== Written request ==
Render the lines of the listing, from the line containing "433, 432, 473]" through the line containing "181, 38, 203]" inclusive, as a JSON list of strings with one string per line. Leave out any blank lines.

[Records in a dataset]
+++

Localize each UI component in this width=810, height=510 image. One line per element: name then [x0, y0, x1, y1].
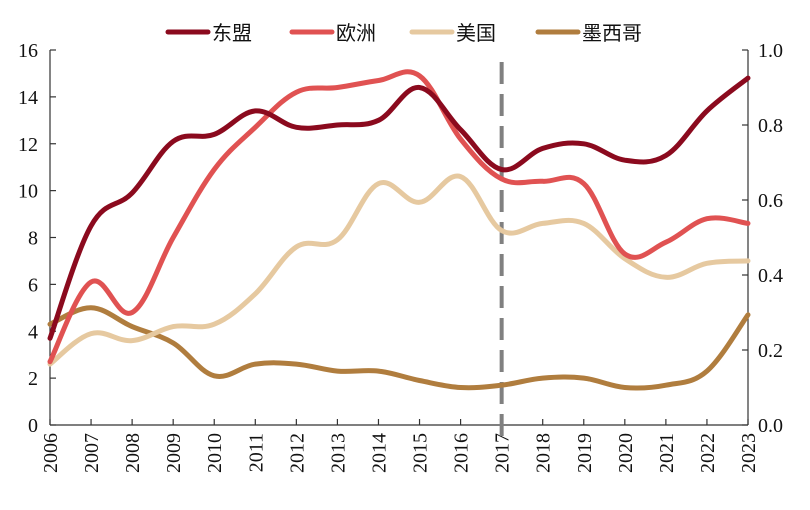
x-tick-label: 2015	[410, 433, 432, 473]
series-lines	[47, 69, 751, 391]
x-tick-label: 2006	[40, 433, 62, 473]
x-tick-label: 2012	[286, 433, 308, 473]
legend: 东盟 欧洲 美国 墨西哥	[165, 21, 642, 45]
y-tick-label-right: 0.8	[758, 115, 783, 137]
legend-label: 东盟	[212, 21, 252, 45]
x-tick-label: 2016	[451, 433, 473, 473]
y-tick-label-left: 4	[28, 321, 38, 343]
axes: 0 2 4 6 8 10 12 14 16 0.0 0.2 0.4 0.6 0.8 1.0 2006 2007 2…	[18, 40, 783, 473]
x-tick-label: 2019	[574, 433, 596, 473]
y-tick-label-right: 0.0	[758, 415, 783, 437]
x-tick-label: 2011	[245, 433, 267, 472]
y-tick-label-right: 0.4	[758, 265, 783, 287]
x-tick-label: 2007	[81, 433, 103, 473]
x-tick-label: 2020	[615, 433, 637, 473]
x-tick-label: 2017	[492, 433, 514, 473]
y-tick-label-left: 10	[18, 181, 38, 203]
series-line-0	[47, 75, 751, 341]
legend-label: 墨西哥	[582, 21, 642, 45]
y-tick-label-left: 6	[28, 274, 38, 296]
y-tick-label-right: 1.0	[758, 40, 783, 62]
x-tick-label: 2014	[368, 433, 390, 473]
x-tick-label: 2018	[533, 433, 555, 473]
x-tick-label: 2023	[738, 433, 760, 473]
legend-label: 美国	[456, 21, 496, 45]
legend-label: 欧洲	[336, 21, 376, 45]
x-tick-label: 2021	[656, 433, 678, 473]
series-line-2	[47, 173, 751, 367]
y-tick-label-left: 0	[28, 415, 38, 437]
y-tick-label-left: 8	[28, 228, 38, 250]
y-tick-label-left: 16	[18, 40, 38, 62]
x-tick-label: 2013	[327, 433, 349, 473]
y-tick-label-left: 14	[18, 87, 38, 109]
x-tick-label: 2009	[163, 433, 185, 473]
x-tick-label: 2008	[122, 433, 144, 473]
y-tick-label-right: 0.2	[758, 340, 783, 362]
x-tick-label: 2022	[697, 433, 719, 473]
y-tick-label-left: 2	[28, 368, 38, 390]
x-tick-label: 2010	[204, 433, 226, 473]
series-line-3	[47, 305, 751, 391]
y-tick-label-left: 12	[18, 134, 38, 156]
series-line-1	[47, 69, 751, 365]
y-tick-label-right: 0.6	[758, 190, 783, 212]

+++

== Result of the task ==
[
  "x-tick-label: 2015\t[410, 433, 432, 473]",
  "series-lines\t[47, 69, 751, 391]",
  "x-tick-label: 2006\t[40, 433, 62, 473]",
  "x-tick-label: 2012\t[286, 433, 308, 473]",
  "legend: 东盟 欧洲 美国 墨西哥\t[165, 21, 642, 45]",
  "y-tick-label-right: 0.8\t[758, 115, 783, 137]",
  "legend-label: 东盟\t[212, 21, 252, 45]",
  "x-tick-label: 2016\t[451, 433, 473, 473]",
  "y-tick-label-left: 4\t[28, 321, 38, 343]",
  "axes: 0 2 4 6 8 10 12 14 16 0.0 0.2 0.4 0.6 0.8 1.0 2006 2007 2…\t[18, 40, 783, 473]",
  "x-tick-label: 2019\t[574, 433, 596, 473]",
  "y-tick-label-right: 0.0\t[758, 415, 783, 437]",
  "x-tick-label: 2011\t[245, 433, 267, 472]",
  "y-tick-label-right: 0.4\t[758, 265, 783, 287]",
  "x-tick-label: 2007\t[81, 433, 103, 473]",
  "x-tick-label: 2020\t[615, 433, 637, 473]",
  "x-tick-label: 2017\t[492, 433, 514, 473]",
  "y-tick-label-left: 10\t[18, 181, 38, 203]"
]